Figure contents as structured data
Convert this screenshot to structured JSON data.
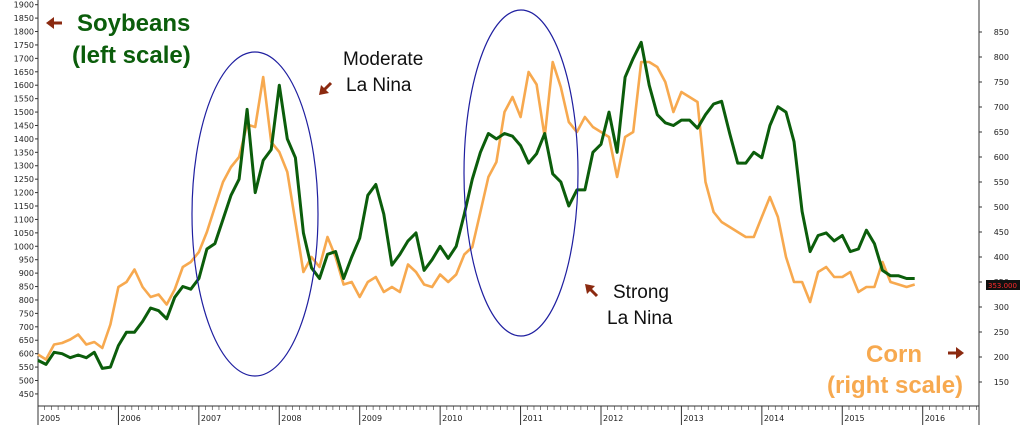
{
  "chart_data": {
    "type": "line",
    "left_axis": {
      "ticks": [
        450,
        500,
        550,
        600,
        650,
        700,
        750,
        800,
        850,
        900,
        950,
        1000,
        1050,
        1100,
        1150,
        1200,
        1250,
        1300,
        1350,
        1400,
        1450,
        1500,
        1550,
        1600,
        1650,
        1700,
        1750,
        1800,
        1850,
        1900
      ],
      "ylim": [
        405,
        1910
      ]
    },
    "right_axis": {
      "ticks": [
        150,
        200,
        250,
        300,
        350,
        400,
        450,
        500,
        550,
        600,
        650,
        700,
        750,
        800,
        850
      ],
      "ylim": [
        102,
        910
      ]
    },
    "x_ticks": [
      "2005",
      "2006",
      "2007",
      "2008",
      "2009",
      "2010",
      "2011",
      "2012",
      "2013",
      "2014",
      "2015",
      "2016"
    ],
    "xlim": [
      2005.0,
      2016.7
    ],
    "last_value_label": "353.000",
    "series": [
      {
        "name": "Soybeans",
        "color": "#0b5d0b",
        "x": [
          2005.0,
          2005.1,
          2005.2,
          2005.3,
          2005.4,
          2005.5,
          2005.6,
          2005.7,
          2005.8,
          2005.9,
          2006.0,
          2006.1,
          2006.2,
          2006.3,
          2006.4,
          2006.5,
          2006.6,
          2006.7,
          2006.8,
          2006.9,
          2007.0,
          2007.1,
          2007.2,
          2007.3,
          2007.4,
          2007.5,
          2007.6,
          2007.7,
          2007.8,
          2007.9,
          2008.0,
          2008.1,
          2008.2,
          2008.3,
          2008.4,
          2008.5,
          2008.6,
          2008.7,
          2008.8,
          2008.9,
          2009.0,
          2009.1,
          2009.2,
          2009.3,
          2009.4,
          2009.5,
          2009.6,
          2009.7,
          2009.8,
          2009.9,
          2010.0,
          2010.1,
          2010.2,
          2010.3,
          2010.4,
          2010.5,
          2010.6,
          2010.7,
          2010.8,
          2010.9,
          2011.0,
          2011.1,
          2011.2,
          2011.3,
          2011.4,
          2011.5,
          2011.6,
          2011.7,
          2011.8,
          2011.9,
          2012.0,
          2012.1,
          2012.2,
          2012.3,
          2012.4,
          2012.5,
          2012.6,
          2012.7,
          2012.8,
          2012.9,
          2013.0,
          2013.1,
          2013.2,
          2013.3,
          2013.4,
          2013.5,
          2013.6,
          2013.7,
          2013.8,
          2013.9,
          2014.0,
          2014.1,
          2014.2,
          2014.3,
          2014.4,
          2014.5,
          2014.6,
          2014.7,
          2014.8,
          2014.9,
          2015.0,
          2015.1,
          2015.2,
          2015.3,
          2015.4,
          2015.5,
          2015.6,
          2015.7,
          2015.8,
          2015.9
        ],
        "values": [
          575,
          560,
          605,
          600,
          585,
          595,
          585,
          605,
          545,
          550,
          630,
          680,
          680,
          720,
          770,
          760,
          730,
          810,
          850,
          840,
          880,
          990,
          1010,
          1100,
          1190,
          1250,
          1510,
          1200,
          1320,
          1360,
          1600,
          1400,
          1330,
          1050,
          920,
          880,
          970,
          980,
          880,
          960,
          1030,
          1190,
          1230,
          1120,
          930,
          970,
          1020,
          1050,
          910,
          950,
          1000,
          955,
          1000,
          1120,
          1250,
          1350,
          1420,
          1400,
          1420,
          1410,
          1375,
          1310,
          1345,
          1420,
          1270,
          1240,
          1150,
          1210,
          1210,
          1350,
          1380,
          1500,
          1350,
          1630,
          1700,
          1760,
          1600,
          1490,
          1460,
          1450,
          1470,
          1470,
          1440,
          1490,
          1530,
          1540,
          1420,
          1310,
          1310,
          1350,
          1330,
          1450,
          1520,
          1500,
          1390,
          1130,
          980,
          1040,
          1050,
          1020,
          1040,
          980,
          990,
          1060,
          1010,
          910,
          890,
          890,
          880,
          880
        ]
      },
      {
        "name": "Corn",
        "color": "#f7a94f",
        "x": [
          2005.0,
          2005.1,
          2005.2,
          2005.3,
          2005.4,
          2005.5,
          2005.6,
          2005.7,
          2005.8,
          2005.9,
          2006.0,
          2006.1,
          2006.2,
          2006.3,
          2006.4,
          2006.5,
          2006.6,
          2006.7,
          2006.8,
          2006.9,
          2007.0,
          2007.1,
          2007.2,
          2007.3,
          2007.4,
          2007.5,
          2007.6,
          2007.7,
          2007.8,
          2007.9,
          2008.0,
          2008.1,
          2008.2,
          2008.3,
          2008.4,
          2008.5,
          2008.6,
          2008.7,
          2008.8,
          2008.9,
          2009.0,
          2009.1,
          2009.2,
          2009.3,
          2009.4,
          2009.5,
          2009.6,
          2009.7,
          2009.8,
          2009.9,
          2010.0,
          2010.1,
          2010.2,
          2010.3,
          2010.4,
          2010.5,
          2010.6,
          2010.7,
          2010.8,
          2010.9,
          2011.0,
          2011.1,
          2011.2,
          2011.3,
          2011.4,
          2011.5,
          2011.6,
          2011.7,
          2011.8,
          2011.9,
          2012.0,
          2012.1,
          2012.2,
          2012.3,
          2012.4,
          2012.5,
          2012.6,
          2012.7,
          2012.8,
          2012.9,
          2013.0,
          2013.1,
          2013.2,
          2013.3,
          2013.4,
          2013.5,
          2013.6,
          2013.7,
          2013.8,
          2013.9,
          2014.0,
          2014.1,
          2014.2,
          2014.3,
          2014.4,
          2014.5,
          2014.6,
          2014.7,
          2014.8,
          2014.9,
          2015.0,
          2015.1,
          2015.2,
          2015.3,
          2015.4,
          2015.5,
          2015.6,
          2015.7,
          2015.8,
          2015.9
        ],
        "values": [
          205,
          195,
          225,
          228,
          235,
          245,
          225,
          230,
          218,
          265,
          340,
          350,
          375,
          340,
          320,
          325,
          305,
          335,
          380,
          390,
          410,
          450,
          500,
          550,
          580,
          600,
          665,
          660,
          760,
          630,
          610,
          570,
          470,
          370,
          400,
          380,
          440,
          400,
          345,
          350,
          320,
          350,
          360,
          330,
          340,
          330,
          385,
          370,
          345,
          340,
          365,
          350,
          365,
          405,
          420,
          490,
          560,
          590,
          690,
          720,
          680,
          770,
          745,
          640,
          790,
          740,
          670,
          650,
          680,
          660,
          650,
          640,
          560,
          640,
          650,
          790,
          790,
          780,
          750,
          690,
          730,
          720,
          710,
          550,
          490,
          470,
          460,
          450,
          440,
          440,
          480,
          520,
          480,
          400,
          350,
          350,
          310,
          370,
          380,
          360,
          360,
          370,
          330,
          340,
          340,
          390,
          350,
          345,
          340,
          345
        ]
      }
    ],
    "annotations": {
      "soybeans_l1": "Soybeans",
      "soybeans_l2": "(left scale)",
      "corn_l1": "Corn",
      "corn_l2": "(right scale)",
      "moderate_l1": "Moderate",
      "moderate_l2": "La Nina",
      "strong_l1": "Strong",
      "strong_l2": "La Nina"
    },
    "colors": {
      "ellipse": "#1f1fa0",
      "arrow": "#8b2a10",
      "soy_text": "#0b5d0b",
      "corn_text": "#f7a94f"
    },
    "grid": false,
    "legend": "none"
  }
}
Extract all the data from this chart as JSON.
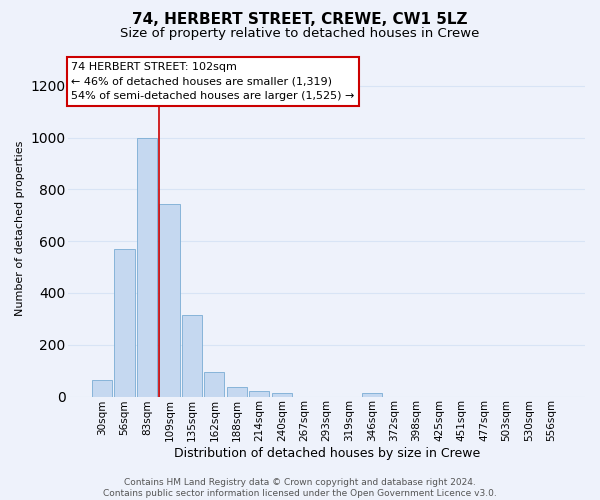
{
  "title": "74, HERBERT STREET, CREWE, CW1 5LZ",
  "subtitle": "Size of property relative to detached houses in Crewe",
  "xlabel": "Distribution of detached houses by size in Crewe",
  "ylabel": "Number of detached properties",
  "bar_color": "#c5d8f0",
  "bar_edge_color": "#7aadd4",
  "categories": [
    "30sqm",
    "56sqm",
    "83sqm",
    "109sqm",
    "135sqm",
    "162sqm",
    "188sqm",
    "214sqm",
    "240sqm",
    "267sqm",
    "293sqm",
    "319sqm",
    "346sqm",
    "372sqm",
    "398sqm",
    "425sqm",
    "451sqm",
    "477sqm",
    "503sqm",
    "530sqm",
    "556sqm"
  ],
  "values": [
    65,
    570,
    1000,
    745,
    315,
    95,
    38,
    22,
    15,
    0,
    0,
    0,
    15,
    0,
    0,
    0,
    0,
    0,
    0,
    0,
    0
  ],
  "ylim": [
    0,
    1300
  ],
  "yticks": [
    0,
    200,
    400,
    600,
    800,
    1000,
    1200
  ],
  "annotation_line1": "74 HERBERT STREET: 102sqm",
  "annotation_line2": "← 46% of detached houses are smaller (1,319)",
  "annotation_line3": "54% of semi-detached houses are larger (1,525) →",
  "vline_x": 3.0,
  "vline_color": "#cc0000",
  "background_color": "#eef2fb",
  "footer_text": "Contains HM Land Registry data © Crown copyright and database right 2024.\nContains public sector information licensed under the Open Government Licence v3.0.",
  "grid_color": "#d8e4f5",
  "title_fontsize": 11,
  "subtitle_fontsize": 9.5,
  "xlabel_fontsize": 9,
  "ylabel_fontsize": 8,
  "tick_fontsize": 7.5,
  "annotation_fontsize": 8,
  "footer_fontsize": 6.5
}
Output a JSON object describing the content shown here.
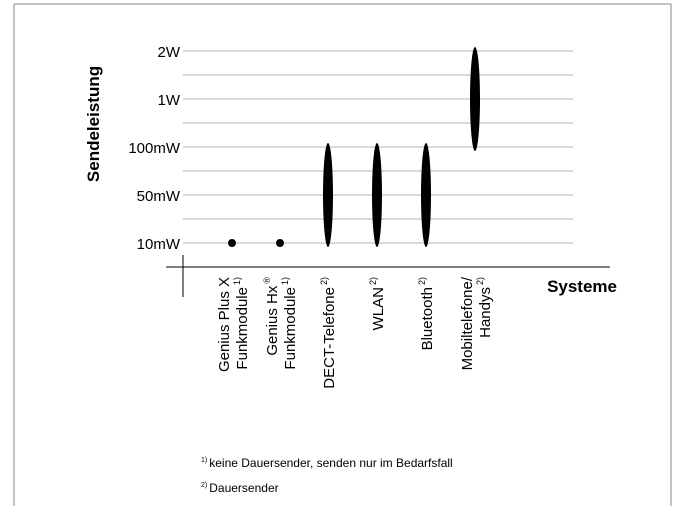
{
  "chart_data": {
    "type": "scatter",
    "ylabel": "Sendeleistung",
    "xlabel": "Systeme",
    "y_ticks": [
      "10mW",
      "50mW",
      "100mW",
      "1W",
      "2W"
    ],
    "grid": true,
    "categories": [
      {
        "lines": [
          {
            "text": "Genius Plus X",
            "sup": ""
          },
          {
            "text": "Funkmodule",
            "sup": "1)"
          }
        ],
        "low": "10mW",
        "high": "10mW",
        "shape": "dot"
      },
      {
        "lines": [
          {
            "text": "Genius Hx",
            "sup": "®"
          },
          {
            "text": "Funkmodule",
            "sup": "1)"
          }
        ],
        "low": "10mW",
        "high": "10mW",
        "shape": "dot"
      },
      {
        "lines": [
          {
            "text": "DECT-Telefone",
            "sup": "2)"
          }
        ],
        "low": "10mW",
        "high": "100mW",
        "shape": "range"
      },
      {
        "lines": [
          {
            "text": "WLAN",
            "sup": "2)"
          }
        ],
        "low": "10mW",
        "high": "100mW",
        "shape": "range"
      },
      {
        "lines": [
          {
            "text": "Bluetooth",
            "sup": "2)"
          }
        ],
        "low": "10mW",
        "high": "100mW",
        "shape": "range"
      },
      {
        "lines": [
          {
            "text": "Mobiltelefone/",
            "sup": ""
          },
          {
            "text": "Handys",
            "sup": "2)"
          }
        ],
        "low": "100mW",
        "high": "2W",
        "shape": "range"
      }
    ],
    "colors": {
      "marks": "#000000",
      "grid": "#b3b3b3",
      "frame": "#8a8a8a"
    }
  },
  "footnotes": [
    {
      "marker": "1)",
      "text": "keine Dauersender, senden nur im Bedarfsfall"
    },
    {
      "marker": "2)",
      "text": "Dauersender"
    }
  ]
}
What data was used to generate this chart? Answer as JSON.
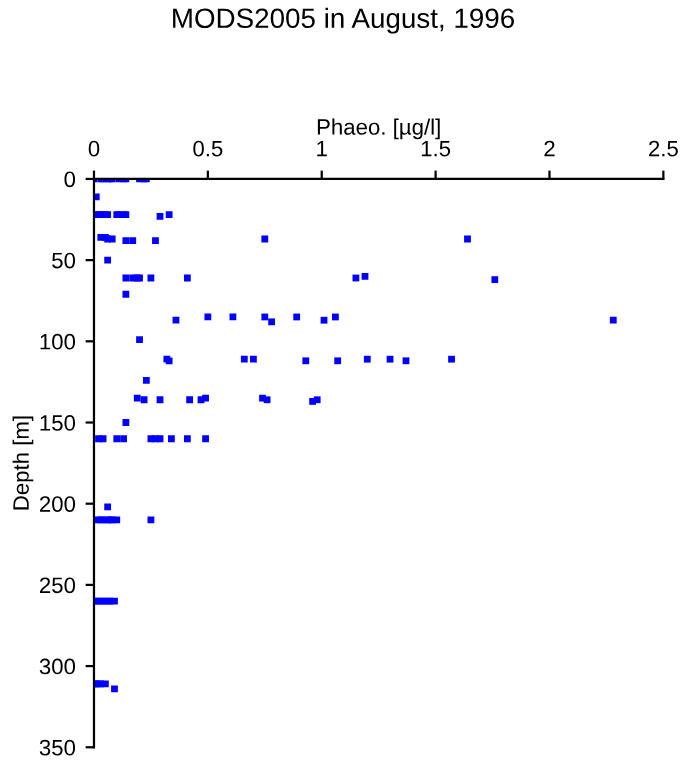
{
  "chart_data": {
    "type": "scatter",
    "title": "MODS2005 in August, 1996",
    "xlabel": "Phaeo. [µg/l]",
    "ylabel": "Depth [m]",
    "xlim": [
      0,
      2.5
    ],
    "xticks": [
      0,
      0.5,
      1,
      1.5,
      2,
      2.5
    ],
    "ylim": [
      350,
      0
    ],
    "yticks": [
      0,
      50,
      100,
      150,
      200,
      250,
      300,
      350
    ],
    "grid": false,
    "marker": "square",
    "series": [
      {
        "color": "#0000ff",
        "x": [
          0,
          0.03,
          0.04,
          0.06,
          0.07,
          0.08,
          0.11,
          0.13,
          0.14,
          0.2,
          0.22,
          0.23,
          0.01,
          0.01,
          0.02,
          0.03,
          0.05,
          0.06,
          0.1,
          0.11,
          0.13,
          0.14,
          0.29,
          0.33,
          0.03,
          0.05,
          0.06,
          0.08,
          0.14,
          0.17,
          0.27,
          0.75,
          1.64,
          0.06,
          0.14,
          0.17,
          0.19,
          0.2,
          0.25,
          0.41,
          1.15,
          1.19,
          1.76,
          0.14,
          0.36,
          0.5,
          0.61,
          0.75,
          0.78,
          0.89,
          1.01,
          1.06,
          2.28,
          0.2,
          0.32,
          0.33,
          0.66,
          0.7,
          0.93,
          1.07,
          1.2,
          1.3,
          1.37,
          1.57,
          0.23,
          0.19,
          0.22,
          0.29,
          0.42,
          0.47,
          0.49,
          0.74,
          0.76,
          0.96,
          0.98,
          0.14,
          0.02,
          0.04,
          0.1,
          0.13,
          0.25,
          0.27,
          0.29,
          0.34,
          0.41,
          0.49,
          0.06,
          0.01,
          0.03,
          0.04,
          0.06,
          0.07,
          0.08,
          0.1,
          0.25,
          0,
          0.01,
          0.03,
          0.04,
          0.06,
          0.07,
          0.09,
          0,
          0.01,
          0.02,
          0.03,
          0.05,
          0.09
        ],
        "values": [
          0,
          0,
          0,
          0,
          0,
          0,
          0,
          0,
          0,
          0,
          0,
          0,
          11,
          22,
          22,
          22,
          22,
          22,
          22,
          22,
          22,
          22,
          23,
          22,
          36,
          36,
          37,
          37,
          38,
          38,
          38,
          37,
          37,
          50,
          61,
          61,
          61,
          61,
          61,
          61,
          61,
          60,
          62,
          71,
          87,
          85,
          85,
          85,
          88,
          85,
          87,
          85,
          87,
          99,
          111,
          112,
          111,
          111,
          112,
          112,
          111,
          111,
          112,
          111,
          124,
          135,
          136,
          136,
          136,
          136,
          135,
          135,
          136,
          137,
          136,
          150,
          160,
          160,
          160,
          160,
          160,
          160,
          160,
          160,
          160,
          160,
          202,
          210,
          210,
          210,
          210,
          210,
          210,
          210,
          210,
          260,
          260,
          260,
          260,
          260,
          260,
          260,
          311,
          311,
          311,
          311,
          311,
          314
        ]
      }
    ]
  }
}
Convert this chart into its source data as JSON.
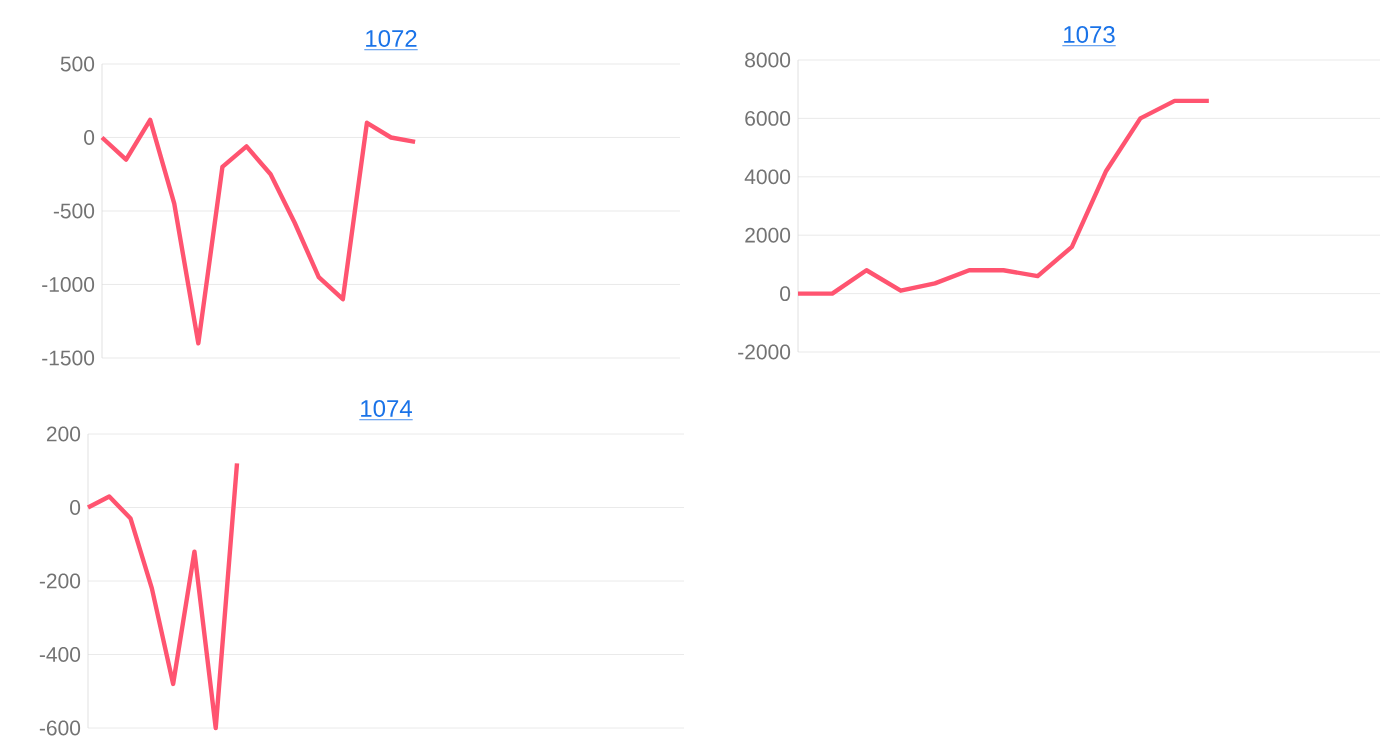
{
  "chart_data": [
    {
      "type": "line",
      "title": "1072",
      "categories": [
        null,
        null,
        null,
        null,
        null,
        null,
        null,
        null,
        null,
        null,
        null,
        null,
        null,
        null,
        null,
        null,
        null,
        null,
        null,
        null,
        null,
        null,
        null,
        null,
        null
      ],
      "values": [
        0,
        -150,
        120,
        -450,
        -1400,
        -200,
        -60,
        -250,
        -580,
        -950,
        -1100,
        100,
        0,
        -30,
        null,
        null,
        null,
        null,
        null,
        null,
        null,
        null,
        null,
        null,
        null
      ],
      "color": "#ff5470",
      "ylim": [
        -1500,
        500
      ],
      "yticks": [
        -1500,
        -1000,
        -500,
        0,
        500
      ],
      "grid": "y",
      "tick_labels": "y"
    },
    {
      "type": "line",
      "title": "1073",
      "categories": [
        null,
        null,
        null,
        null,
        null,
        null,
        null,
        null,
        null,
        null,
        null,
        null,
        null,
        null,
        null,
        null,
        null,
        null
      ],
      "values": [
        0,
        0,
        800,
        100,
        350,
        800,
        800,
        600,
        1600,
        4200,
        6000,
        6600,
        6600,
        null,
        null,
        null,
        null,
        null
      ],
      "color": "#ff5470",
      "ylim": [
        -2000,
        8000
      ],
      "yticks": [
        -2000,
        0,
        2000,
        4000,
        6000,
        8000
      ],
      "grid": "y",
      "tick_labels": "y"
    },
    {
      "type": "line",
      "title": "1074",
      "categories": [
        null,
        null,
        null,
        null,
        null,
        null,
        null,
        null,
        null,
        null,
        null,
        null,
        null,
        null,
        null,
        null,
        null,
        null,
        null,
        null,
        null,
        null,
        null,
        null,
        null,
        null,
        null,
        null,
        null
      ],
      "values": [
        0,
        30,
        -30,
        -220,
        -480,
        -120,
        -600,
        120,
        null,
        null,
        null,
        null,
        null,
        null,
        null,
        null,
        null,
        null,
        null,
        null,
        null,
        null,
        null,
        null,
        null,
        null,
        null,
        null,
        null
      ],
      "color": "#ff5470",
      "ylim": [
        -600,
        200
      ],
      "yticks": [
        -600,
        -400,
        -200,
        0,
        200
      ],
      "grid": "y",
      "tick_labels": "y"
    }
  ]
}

_Aim of the exercise_.
Return all lines of the material above in which the word "Convert" occurs.

_Final answer_.
Convert this screenshot to structured JSON data.
Convert this chart into its source data as JSON.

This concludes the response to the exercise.